[start SUPPLIED RECORDS]

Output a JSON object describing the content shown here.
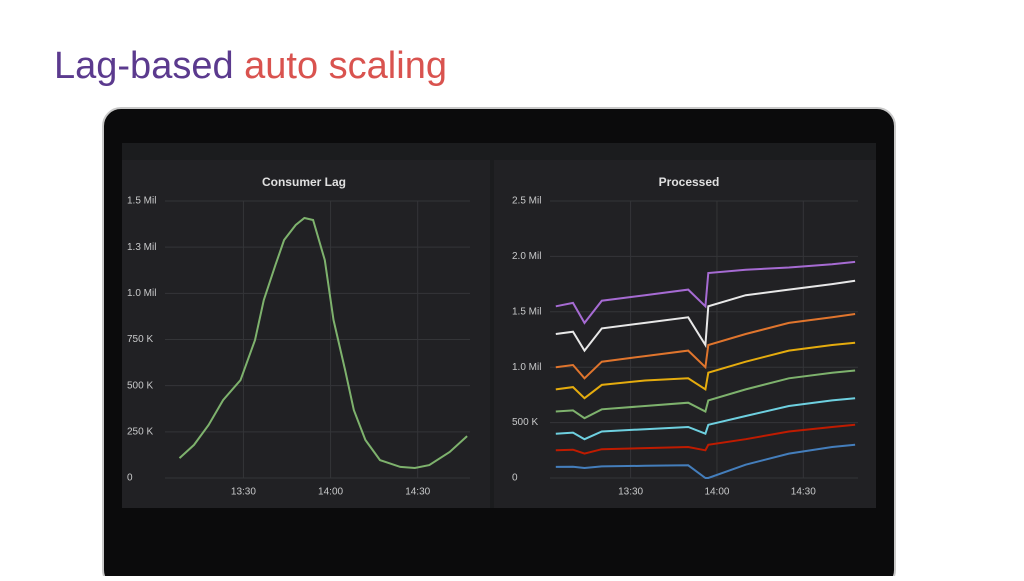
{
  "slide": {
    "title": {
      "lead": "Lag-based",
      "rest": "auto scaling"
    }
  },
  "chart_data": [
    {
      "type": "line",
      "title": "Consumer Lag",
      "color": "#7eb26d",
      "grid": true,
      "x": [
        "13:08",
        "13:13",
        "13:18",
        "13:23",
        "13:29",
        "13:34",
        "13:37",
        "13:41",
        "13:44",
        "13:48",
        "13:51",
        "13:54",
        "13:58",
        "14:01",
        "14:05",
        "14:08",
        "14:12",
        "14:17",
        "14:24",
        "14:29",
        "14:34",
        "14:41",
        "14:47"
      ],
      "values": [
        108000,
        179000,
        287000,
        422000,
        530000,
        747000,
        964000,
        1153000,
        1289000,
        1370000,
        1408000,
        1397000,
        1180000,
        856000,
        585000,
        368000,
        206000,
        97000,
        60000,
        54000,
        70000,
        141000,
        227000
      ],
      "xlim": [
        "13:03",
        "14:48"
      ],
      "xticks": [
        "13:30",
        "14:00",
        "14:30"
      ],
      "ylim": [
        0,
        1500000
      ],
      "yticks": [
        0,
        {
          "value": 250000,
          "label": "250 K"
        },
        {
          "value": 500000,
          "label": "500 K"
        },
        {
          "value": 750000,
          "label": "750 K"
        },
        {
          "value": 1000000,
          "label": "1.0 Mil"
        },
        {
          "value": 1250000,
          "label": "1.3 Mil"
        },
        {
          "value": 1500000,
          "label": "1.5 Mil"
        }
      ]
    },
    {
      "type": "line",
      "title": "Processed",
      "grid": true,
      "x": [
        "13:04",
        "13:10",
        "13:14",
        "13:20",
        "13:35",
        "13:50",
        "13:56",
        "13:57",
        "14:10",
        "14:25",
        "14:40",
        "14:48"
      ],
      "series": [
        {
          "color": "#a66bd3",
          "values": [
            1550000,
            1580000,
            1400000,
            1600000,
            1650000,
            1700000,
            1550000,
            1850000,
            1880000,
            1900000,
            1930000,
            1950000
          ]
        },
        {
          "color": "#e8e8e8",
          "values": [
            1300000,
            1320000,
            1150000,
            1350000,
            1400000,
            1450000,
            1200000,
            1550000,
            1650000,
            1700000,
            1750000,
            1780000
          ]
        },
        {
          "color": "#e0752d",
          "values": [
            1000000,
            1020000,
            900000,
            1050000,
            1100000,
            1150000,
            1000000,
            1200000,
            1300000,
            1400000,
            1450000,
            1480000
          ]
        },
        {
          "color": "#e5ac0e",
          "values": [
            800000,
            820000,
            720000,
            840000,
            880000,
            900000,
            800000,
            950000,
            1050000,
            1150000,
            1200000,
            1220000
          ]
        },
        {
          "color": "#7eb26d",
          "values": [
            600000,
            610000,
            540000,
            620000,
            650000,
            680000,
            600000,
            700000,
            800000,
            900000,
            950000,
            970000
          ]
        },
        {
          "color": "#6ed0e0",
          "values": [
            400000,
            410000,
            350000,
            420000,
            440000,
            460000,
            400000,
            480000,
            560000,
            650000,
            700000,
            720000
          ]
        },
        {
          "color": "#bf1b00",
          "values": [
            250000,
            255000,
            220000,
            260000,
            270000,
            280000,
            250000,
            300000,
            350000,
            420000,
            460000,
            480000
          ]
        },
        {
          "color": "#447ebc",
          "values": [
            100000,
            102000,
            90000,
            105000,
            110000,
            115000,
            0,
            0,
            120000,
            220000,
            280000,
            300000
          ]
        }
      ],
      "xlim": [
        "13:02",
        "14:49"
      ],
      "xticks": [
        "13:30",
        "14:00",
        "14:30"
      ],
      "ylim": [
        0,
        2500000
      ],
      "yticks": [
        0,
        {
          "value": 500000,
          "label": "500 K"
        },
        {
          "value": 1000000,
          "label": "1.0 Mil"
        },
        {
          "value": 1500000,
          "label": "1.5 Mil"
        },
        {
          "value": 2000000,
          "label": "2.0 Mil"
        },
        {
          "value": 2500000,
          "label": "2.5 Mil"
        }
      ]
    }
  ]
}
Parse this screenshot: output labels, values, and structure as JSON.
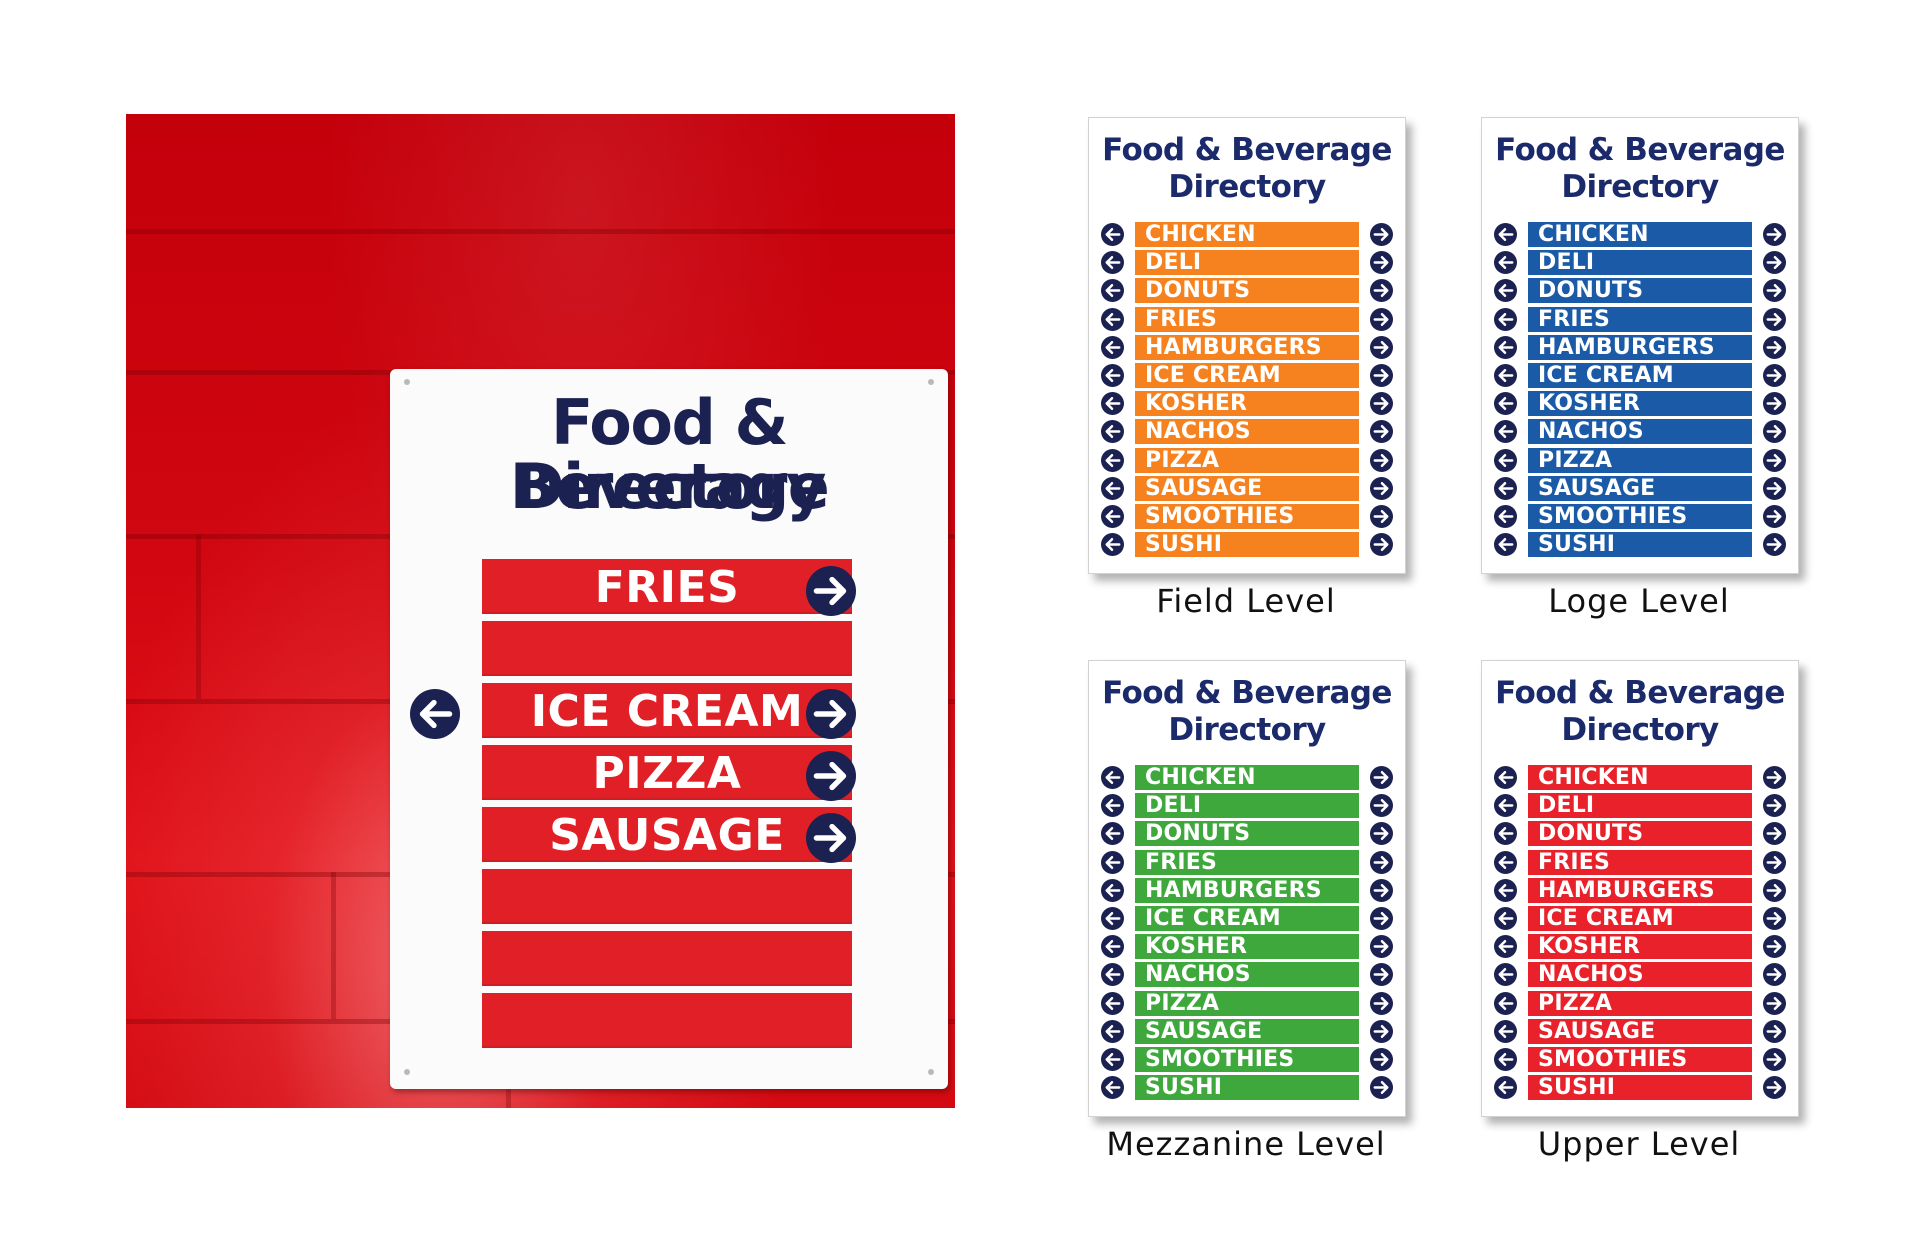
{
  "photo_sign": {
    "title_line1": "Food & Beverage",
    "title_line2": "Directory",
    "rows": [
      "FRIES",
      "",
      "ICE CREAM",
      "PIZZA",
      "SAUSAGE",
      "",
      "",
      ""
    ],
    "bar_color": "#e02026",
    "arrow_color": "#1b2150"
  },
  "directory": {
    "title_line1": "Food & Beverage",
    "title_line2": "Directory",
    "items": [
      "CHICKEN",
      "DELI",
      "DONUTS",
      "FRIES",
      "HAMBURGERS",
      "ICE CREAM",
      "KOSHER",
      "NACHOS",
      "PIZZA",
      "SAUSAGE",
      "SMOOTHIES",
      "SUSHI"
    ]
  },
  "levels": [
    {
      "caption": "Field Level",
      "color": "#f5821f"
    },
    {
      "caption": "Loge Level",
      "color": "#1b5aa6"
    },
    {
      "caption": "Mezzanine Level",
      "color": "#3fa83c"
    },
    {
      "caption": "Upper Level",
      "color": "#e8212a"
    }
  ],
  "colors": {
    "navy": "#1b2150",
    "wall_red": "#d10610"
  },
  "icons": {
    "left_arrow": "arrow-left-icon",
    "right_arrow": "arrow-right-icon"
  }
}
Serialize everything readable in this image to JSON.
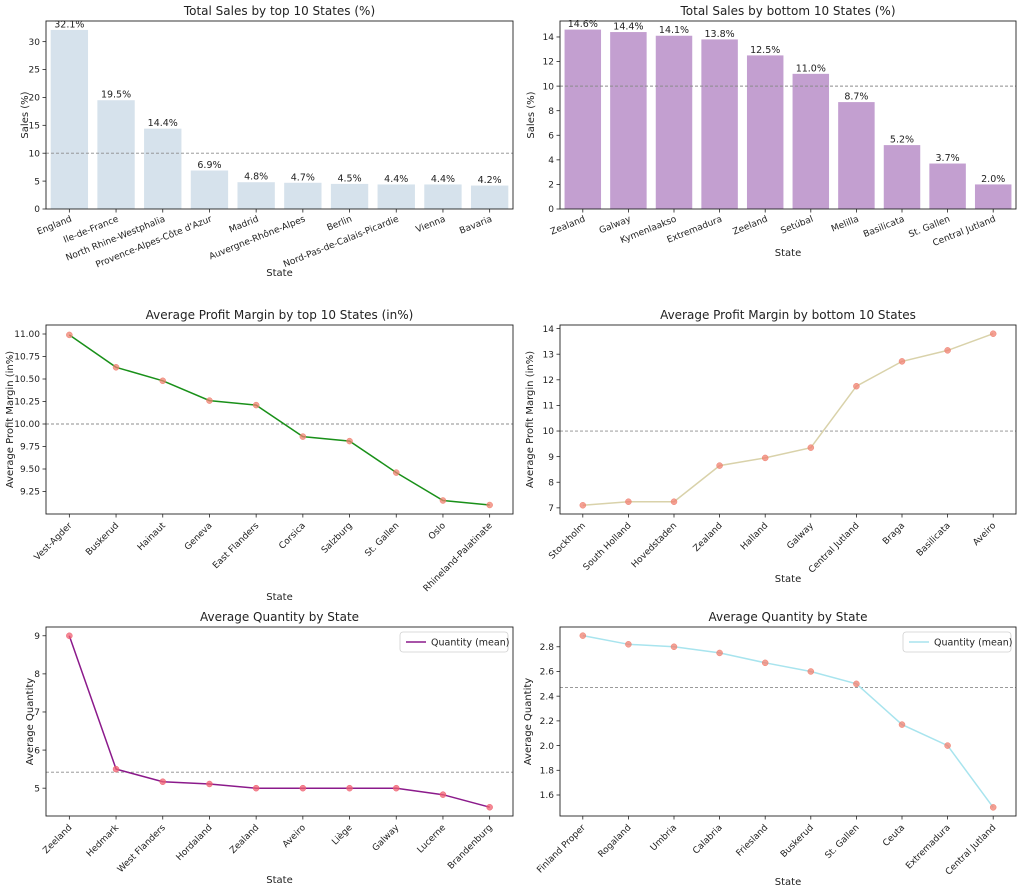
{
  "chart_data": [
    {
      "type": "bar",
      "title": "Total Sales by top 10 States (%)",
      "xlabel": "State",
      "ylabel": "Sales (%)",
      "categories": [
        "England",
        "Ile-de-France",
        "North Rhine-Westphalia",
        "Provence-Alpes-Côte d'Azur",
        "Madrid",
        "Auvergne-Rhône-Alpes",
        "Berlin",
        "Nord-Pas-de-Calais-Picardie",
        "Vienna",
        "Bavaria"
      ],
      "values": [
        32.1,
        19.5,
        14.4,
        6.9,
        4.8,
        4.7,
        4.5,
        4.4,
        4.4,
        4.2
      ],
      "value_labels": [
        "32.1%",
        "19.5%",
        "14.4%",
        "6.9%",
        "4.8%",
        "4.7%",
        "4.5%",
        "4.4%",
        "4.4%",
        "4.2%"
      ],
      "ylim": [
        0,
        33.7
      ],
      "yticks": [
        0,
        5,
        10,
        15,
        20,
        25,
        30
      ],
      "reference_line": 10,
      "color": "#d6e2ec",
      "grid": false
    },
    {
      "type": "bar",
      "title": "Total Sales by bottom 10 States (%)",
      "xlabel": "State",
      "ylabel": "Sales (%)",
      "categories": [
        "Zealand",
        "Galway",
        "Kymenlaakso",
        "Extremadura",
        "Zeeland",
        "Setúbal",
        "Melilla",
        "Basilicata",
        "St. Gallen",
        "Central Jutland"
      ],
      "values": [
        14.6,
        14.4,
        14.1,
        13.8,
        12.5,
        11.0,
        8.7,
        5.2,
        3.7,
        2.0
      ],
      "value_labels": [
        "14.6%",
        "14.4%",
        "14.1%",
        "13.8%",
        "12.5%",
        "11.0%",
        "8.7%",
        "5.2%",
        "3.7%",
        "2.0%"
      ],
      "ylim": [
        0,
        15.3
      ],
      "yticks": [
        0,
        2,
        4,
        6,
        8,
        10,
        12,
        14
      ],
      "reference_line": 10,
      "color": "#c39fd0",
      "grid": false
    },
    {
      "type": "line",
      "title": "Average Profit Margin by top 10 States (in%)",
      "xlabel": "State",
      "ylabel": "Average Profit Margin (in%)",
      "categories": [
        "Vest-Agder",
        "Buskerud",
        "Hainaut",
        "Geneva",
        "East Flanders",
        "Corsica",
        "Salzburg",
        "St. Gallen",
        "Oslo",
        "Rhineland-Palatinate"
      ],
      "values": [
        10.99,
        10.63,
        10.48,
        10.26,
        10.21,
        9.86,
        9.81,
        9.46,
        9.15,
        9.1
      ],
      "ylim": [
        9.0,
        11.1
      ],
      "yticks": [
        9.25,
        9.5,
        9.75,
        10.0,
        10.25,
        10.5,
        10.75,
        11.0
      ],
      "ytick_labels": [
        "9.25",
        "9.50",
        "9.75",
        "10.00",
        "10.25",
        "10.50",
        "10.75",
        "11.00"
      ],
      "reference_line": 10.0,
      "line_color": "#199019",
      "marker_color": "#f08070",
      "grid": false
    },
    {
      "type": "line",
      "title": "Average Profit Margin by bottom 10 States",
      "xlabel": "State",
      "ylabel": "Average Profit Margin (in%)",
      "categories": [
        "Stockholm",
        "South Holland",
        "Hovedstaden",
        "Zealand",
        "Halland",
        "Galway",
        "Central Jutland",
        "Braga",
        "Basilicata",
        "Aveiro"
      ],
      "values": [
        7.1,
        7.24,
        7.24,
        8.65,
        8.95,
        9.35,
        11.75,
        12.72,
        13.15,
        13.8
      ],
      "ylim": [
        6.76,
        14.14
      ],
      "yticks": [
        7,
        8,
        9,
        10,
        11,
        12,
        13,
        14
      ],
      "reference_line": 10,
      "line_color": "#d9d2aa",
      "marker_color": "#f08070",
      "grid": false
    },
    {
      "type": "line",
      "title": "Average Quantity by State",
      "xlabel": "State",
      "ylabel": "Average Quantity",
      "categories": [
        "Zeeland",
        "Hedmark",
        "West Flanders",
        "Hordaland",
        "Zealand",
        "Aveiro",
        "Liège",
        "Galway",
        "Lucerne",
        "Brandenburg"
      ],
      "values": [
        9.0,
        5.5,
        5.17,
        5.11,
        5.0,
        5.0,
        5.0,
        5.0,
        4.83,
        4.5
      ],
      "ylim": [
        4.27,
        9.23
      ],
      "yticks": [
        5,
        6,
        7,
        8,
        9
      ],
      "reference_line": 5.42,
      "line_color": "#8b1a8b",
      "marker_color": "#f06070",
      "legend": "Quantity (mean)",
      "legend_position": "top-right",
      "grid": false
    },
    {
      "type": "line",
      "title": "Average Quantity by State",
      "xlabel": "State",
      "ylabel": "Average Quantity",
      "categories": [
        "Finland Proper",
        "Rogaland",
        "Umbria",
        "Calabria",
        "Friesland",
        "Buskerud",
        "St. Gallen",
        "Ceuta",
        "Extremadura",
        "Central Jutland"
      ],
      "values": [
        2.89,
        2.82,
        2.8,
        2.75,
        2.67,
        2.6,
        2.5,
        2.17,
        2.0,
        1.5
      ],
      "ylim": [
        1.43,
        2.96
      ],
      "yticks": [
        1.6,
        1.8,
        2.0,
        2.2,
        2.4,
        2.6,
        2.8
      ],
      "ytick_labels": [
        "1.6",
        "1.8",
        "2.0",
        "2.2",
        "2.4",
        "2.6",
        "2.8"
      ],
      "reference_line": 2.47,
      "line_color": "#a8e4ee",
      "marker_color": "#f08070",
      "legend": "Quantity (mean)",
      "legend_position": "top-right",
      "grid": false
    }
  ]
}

[end SUPPLIED RECORDS]

» **WORK TO BE COMPLETED**
Look for the word "bottom" and return every line where it occurs.

» **FINAL RESULT**
      "title": "Total Sales by bottom 10 States (%)",
      "title": "Average Profit Margin by bottom 10 States",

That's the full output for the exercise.